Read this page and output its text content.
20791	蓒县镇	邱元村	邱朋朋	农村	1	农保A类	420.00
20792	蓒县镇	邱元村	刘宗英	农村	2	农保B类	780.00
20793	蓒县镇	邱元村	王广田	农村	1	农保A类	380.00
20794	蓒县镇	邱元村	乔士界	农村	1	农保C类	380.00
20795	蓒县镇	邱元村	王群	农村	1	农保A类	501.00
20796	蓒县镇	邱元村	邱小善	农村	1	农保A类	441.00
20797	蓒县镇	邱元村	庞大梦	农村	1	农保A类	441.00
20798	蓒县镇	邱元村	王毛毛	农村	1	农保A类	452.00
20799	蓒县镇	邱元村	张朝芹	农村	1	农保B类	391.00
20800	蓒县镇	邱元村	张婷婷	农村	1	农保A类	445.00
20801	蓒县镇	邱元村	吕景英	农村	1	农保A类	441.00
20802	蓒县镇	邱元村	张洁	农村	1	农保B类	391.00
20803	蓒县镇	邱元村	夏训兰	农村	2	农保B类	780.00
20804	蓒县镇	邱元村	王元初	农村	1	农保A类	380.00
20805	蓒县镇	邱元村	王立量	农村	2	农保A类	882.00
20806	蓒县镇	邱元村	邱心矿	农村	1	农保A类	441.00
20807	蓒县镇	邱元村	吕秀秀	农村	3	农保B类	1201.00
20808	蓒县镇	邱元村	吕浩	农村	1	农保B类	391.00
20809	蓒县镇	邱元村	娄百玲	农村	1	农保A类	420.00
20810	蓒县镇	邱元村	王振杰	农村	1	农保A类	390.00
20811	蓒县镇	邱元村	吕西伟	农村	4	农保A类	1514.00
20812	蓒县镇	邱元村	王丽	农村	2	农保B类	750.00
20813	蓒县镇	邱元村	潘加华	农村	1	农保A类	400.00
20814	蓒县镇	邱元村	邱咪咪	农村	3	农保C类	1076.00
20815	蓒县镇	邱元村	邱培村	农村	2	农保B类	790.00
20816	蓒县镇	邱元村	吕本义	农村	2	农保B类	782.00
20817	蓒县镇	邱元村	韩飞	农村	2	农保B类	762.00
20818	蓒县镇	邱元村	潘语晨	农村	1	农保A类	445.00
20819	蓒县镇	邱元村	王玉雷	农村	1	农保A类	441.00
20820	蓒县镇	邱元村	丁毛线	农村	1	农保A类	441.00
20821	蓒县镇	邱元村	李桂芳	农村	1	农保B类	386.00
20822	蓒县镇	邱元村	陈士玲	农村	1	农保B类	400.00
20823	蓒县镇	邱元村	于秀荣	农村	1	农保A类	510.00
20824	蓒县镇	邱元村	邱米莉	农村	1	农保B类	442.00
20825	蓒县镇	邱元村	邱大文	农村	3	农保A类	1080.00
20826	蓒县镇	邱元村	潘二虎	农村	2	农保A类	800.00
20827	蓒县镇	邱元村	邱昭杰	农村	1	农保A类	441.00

========

### What the task requires:
All the data must be duplicated exactly, with nothing added or removed.

### Response:
Read this page and output its text content.
20791	蓒县镇	邱元村	邱朋朋	农村	1	农保A类	420.00
20792	蓒县镇	邱元村	刘宗英	农村	2	农保B类	780.00
20793	蓒县镇	邱元村	王广田	农村	1	农保A类	380.00
20794	蓒县镇	邱元村	乔士界	农村	1	农保C类	380.00
20795	蓒县镇	邱元村	王群	农村	1	农保A类	501.00
20796	蓒县镇	邱元村	邱小善	农村	1	农保A类	441.00
20797	蓒县镇	邱元村	庞大梦	农村	1	农保A类	441.00
20798	蓒县镇	邱元村	王毛毛	农村	1	农保A类	452.00
20799	蓒县镇	邱元村	张朝芹	农村	1	农保B类	391.00
20800	蓒县镇	邱元村	张婷婷	农村	1	农保A类	445.00
20801	蓒县镇	邱元村	吕景英	农村	1	农保A类	441.00
20802	蓒县镇	邱元村	张洁	农村	1	农保B类	391.00
20803	蓒县镇	邱元村	夏训兰	农村	2	农保B类	780.00
20804	蓒县镇	邱元村	王元初	农村	1	农保A类	380.00
20805	蓒县镇	邱元村	王立量	农村	2	农保A类	882.00
20806	蓒县镇	邱元村	邱心矿	农村	1	农保A类	441.00
20807	蓒县镇	邱元村	吕秀秀	农村	3	农保B类	1201.00
20808	蓒县镇	邱元村	吕浩	农村	1	农保B类	391.00
20809	蓒县镇	邱元村	娄百玲	农村	1	农保A类	420.00
20810	蓒县镇	邱元村	王振杰	农村	1	农保A类	390.00
20811	蓒县镇	邱元村	吕西伟	农村	4	农保A类	1514.00
20812	蓒县镇	邱元村	王丽	农村	2	农保B类	750.00
20813	蓒县镇	邱元村	潘加华	农村	1	农保A类	400.00
20814	蓒县镇	邱元村	邱咪咪	农村	3	农保C类	1076.00
20815	蓒县镇	邱元村	邱培村	农村	2	农保B类	790.00
20816	蓒县镇	邱元村	吕本义	农村	2	农保B类	782.00
20817	蓒县镇	邱元村	韩飞	农村	2	农保B类	762.00
20818	蓒县镇	邱元村	潘语晨	农村	1	农保A类	445.00
20819	蓒县镇	邱元村	王玉雷	农村	1	农保A类	441.00
20820	蓒县镇	邱元村	丁毛线	农村	1	农保A类	441.00
20821	蓒县镇	邱元村	李桂芳	农村	1	农保B类	386.00
20822	蓒县镇	邱元村	陈士玲	农村	1	农保B类	400.00
20823	蓒县镇	邱元村	于秀荣	农村	1	农保A类	510.00
20824	蓒县镇	邱元村	邱米莉	农村	1	农保B类	442.00
20825	蓒县镇	邱元村	邱大文	农村	3	农保A类	1080.00
20826	蓒县镇	邱元村	潘二虎	农村	2	农保A类	800.00
20827	蓒县镇	邱元村	邱昭杰	农村	1	农保A类	441.00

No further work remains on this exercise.